◆ What the task requires:
Tally the lines with the word "content" and report the number alone.

◆ Record set:
---
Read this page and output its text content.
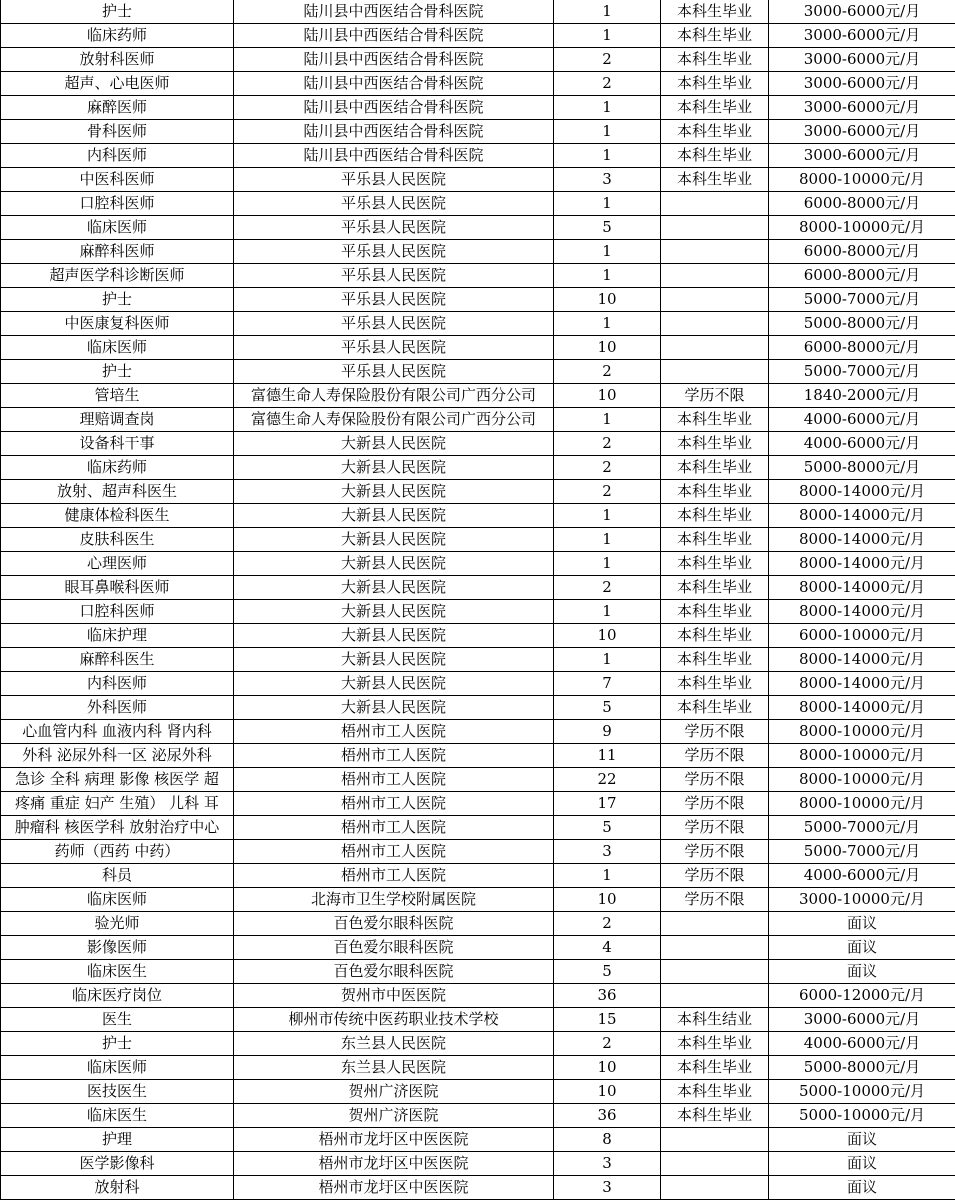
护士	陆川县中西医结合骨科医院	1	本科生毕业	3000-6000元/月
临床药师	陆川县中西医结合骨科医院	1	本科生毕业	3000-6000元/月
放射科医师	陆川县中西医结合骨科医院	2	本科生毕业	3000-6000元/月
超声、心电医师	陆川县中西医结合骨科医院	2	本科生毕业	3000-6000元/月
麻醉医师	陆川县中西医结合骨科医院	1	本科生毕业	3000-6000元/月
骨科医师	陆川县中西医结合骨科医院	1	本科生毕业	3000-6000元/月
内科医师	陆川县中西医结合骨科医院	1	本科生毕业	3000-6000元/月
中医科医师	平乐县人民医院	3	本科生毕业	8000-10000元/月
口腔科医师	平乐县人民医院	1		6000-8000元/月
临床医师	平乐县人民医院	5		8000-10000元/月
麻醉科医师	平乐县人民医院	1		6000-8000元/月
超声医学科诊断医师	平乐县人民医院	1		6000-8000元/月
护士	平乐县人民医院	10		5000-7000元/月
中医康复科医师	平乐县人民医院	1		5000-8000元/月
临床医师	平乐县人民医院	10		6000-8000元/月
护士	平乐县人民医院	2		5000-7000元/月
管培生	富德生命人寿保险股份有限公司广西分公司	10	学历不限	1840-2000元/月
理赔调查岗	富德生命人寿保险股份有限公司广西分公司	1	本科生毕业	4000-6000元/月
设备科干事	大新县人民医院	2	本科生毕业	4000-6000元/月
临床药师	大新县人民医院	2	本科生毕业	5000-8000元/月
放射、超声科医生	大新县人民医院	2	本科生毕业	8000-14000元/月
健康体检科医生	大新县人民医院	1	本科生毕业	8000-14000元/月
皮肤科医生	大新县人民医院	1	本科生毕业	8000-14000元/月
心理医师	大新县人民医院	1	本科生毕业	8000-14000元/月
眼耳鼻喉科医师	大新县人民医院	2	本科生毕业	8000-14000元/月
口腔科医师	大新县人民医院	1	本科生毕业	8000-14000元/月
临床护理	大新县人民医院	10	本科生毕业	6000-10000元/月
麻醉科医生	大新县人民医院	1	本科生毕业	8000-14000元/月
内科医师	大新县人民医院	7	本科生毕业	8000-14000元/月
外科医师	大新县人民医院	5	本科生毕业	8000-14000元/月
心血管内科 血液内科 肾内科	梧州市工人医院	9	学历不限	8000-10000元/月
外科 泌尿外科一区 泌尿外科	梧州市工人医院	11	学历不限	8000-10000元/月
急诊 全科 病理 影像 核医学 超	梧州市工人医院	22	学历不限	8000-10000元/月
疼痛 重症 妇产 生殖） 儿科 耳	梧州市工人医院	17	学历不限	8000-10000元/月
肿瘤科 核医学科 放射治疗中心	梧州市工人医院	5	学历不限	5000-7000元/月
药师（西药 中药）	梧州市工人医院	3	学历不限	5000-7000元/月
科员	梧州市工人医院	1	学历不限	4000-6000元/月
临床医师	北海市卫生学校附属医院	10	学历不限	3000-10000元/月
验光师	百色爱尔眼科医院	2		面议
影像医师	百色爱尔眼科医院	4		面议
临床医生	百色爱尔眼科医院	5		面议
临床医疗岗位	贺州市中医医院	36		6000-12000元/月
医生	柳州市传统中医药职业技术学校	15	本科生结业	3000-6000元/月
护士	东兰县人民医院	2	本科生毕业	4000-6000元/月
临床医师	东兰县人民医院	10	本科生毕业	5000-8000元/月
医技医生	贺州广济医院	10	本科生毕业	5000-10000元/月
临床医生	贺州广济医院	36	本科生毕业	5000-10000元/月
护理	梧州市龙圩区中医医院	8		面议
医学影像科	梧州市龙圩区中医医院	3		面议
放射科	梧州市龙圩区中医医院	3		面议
---
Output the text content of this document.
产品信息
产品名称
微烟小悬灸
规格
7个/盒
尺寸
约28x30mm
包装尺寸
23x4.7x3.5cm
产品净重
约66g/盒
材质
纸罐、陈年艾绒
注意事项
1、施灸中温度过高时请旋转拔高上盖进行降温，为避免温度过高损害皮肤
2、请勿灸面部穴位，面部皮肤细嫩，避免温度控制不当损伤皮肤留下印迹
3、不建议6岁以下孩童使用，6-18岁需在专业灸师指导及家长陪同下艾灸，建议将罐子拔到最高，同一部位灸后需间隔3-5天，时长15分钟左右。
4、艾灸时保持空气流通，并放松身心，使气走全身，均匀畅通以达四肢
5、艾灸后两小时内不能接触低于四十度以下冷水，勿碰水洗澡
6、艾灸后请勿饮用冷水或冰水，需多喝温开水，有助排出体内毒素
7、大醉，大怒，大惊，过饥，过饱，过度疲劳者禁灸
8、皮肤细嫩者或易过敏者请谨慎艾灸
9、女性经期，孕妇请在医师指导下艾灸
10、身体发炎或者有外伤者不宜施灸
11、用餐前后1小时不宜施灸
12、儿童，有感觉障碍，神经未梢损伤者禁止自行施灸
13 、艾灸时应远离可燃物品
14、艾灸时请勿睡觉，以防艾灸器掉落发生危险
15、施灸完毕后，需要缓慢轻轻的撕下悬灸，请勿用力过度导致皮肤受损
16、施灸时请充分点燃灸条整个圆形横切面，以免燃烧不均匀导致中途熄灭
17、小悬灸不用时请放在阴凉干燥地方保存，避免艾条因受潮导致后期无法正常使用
---
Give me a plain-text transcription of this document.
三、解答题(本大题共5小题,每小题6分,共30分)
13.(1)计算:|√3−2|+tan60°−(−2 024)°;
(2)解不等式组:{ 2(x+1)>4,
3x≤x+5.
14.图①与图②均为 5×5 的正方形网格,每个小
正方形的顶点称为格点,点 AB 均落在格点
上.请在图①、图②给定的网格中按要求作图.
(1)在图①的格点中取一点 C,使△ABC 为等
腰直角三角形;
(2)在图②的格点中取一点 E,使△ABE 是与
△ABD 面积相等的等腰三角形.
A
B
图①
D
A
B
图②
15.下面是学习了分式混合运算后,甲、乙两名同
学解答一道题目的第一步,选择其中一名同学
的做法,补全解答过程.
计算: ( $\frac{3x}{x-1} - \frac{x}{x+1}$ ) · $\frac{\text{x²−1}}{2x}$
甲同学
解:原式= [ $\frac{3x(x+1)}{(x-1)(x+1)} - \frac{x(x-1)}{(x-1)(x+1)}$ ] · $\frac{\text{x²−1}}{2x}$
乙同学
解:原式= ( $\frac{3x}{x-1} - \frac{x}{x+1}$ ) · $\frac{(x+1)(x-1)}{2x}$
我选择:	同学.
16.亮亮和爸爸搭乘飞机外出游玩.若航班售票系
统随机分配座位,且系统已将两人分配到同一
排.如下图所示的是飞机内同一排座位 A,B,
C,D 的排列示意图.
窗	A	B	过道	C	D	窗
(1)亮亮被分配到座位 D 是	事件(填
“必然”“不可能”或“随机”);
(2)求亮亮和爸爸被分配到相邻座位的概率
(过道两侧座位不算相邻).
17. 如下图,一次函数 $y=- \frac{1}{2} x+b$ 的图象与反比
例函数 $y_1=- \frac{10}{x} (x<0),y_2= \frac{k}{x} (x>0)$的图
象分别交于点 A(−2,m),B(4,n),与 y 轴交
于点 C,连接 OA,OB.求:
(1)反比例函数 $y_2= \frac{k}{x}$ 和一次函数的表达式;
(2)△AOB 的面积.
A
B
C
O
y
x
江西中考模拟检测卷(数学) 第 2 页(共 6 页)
---
◆ Right answer:
2